INSTRUCTION:
Give back the whole listing exactly as shown.

EXERCISE MATERIAL:
— begin —
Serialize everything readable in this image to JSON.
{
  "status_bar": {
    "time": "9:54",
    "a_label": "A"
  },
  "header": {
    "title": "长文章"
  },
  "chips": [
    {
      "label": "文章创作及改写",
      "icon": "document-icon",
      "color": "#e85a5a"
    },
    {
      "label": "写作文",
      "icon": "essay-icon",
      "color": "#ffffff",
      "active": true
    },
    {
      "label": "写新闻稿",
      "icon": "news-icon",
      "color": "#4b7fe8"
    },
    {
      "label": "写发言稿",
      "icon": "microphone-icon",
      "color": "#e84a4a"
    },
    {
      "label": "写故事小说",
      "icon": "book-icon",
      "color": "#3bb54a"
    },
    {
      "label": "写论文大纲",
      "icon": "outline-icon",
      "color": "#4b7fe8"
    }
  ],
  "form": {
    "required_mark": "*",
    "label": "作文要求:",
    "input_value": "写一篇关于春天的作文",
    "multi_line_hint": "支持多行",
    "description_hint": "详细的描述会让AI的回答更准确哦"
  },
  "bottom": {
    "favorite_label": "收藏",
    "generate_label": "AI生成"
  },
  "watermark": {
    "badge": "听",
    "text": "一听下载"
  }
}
— end —
EXERCISE SOLUTION:
Serialize everything readable in this image to JSON.
{
  "status_bar": {
    "time": "9:54",
    "a_label": "A"
  },
  "header": {
    "title": "长文章"
  },
  "chips": [
    {
      "label": "文章创作及改写",
      "icon": "document-icon",
      "color": "#e85a5a"
    },
    {
      "label": "写作文",
      "icon": "essay-icon",
      "color": "#ffffff",
      "active": true
    },
    {
      "label": "写新闻稿",
      "icon": "news-icon",
      "color": "#4b7fe8"
    },
    {
      "label": "写发言稿",
      "icon": "microphone-icon",
      "color": "#e84a4a"
    },
    {
      "label": "写故事小说",
      "icon": "book-icon",
      "color": "#3bb54a"
    },
    {
      "label": "写论文大纲",
      "icon": "outline-icon",
      "color": "#4b7fe8"
    }
  ],
  "form": {
    "required_mark": "*",
    "label": "作文要求:",
    "input_value": "写一篇关于春天的作文",
    "multi_line_hint": "支持多行",
    "description_hint": "详细的描述会让AI的回答更准确哦"
  },
  "bottom": {
    "favorite_label": "收藏",
    "generate_label": "AI生成"
  },
  "watermark": {
    "badge": "听",
    "text": "一听下载"
  }
}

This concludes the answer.